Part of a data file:

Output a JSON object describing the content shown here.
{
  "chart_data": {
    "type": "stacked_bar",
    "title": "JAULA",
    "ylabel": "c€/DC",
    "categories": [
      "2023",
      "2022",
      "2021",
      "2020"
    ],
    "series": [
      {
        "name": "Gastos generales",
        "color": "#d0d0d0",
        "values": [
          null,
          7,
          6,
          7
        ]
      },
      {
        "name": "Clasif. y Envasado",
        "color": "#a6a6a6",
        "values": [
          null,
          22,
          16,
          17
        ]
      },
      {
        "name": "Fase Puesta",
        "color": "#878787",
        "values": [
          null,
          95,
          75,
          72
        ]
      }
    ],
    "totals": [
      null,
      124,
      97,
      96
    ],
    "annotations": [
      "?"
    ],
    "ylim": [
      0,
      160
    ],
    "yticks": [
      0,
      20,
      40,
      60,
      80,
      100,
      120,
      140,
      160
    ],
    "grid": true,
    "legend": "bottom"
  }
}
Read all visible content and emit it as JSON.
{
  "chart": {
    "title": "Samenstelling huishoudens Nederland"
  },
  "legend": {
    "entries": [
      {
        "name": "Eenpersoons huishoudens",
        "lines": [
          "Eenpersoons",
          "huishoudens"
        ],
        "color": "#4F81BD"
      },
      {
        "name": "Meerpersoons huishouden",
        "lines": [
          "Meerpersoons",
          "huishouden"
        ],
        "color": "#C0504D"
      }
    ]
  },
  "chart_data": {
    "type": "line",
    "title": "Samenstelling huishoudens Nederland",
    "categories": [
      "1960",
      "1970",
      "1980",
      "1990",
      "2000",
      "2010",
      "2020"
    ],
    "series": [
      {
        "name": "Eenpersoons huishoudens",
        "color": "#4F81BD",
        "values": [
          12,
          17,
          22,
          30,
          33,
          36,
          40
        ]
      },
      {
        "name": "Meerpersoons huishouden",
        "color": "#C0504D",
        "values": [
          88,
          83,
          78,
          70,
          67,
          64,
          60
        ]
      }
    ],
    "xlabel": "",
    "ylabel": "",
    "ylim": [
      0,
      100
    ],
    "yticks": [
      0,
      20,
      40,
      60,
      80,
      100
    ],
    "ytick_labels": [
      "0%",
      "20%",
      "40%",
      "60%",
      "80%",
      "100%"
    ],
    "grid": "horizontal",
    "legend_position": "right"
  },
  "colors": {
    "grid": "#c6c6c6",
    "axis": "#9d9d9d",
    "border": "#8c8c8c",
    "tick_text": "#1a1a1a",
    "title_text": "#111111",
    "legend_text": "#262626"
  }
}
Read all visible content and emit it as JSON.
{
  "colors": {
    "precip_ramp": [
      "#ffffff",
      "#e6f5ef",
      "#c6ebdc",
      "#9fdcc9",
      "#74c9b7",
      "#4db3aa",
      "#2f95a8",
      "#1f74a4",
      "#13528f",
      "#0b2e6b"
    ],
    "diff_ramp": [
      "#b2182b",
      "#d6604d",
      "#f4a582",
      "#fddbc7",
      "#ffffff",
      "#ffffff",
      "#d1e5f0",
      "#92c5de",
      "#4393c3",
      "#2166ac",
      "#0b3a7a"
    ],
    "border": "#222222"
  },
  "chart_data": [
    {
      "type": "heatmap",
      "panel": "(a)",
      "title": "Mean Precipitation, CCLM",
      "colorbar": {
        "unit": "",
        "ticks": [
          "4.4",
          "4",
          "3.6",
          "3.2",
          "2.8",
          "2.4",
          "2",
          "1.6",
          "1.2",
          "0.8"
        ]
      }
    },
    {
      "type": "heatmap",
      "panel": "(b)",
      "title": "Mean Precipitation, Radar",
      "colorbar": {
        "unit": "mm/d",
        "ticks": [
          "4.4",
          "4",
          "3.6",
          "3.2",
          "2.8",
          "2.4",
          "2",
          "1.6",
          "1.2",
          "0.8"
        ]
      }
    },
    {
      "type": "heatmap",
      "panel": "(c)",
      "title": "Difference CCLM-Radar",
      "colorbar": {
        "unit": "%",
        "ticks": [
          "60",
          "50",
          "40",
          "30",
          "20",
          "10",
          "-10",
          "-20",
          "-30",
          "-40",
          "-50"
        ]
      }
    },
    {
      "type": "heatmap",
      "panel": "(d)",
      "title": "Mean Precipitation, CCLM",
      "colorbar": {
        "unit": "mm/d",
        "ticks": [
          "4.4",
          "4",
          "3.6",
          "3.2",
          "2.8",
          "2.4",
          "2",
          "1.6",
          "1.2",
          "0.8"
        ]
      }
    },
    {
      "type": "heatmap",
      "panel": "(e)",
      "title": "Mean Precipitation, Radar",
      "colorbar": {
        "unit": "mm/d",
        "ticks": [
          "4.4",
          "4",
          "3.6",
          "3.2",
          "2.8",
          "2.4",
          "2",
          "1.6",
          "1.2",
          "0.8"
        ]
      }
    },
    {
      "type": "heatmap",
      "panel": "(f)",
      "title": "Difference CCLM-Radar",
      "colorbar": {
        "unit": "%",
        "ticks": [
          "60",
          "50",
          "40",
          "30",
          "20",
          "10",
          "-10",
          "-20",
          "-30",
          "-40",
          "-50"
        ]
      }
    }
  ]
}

### Exercise directions:
Transcribe every entry exactly.

### Problem solution:
Output a JSON object describing the content shown here.
{
  "chart_data": {
    "type": "stacked_bar",
    "title": "JAULA",
    "ylabel": "c€/DC",
    "categories": [
      "2023",
      "2022",
      "2021",
      "2020"
    ],
    "series": [
      {
        "name": "Gastos generales",
        "color": "#d0d0d0",
        "values": [
          null,
          7,
          6,
          7
        ]
      },
      {
        "name": "Clasif. y Envasado",
        "color": "#a6a6a6",
        "values": [
          null,
          22,
          16,
          17
        ]
      },
      {
        "name": "Fase Puesta",
        "color": "#878787",
        "values": [
          null,
          95,
          75,
          72
        ]
      }
    ],
    "totals": [
      null,
      124,
      97,
      96
    ],
    "annotations": [
      "?"
    ],
    "ylim": [
      0,
      160
    ],
    "yticks": [
      0,
      20,
      40,
      60,
      80,
      100,
      120,
      140,
      160
    ],
    "grid": true,
    "legend": "bottom"
  }
}
Read all visible content and emit it as JSON.
{
  "chart": {
    "title": "Samenstelling huishoudens Nederland"
  },
  "legend": {
    "entries": [
      {
        "name": "Eenpersoons huishoudens",
        "lines": [
          "Eenpersoons",
          "huishoudens"
        ],
        "color": "#4F81BD"
      },
      {
        "name": "Meerpersoons huishouden",
        "lines": [
          "Meerpersoons",
          "huishouden"
        ],
        "color": "#C0504D"
      }
    ]
  },
  "chart_data": {
    "type": "line",
    "title": "Samenstelling huishoudens Nederland",
    "categories": [
      "1960",
      "1970",
      "1980",
      "1990",
      "2000",
      "2010",
      "2020"
    ],
    "series": [
      {
        "name": "Eenpersoons huishoudens",
        "color": "#4F81BD",
        "values": [
          12,
          17,
          22,
          30,
          33,
          36,
          40
        ]
      },
      {
        "name": "Meerpersoons huishouden",
        "color": "#C0504D",
        "values": [
          88,
          83,
          78,
          70,
          67,
          64,
          60
        ]
      }
    ],
    "xlabel": "",
    "ylabel": "",
    "ylim": [
      0,
      100
    ],
    "yticks": [
      0,
      20,
      40,
      60,
      80,
      100
    ],
    "ytick_labels": [
      "0%",
      "20%",
      "40%",
      "60%",
      "80%",
      "100%"
    ],
    "grid": "horizontal",
    "legend_position": "right"
  },
  "colors": {
    "grid": "#c6c6c6",
    "axis": "#9d9d9d",
    "border": "#8c8c8c",
    "tick_text": "#1a1a1a",
    "title_text": "#111111",
    "legend_text": "#262626"
  }
}
Read all visible content and emit it as JSON.
{
  "colors": {
    "precip_ramp": [
      "#ffffff",
      "#e6f5ef",
      "#c6ebdc",
      "#9fdcc9",
      "#74c9b7",
      "#4db3aa",
      "#2f95a8",
      "#1f74a4",
      "#13528f",
      "#0b2e6b"
    ],
    "diff_ramp": [
      "#b2182b",
      "#d6604d",
      "#f4a582",
      "#fddbc7",
      "#ffffff",
      "#ffffff",
      "#d1e5f0",
      "#92c5de",
      "#4393c3",
      "#2166ac",
      "#0b3a7a"
    ],
    "border": "#222222"
  },
  "chart_data": [
    {
      "type": "heatmap",
      "panel": "(a)",
      "title": "Mean Precipitation, CCLM",
      "colorbar": {
        "unit": "",
        "ticks": [
          "4.4",
          "4",
          "3.6",
          "3.2",
          "2.8",
          "2.4",
          "2",
          "1.6",
          "1.2",
          "0.8"
        ]
      }
    },
    {
      "type": "heatmap",
      "panel": "(b)",
      "title": "Mean Precipitation, Radar",
      "colorbar": {
        "unit": "mm/d",
        "ticks": [
          "4.4",
          "4",
          "3.6",
          "3.2",
          "2.8",
          "2.4",
          "2",
          "1.6",
          "1.2",
          "0.8"
        ]
      }
    },
    {
      "type": "heatmap",
      "panel": "(c)",
      "title": "Difference CCLM-Radar",
      "colorbar": {
        "unit": "%",
        "ticks": [
          "60",
          "50",
          "40",
          "30",
          "20",
          "10",
          "-10",
          "-20",
          "-30",
          "-40",
          "-50"
        ]
      }
    },
    {
      "type": "heatmap",
      "panel": "(d)",
      "title": "Mean Precipitation, CCLM",
      "colorbar": {
        "unit": "mm/d",
        "ticks": [
          "4.4",
          "4",
          "3.6",
          "3.2",
          "2.8",
          "2.4",
          "2",
          "1.6",
          "1.2",
          "0.8"
        ]
      }
    },
    {
      "type": "heatmap",
      "panel": "(e)",
      "title": "Mean Precipitation, Radar",
      "colorbar": {
        "unit": "mm/d",
        "ticks": [
          "4.4",
          "4",
          "3.6",
          "3.2",
          "2.8",
          "2.4",
          "2",
          "1.6",
          "1.2",
          "0.8"
        ]
      }
    },
    {
      "type": "heatmap",
      "panel": "(f)",
      "title": "Difference CCLM-Radar",
      "colorbar": {
        "unit": "%",
        "ticks": [
          "60",
          "50",
          "40",
          "30",
          "20",
          "10",
          "-10",
          "-20",
          "-30",
          "-40",
          "-50"
        ]
      }
    }
  ]
}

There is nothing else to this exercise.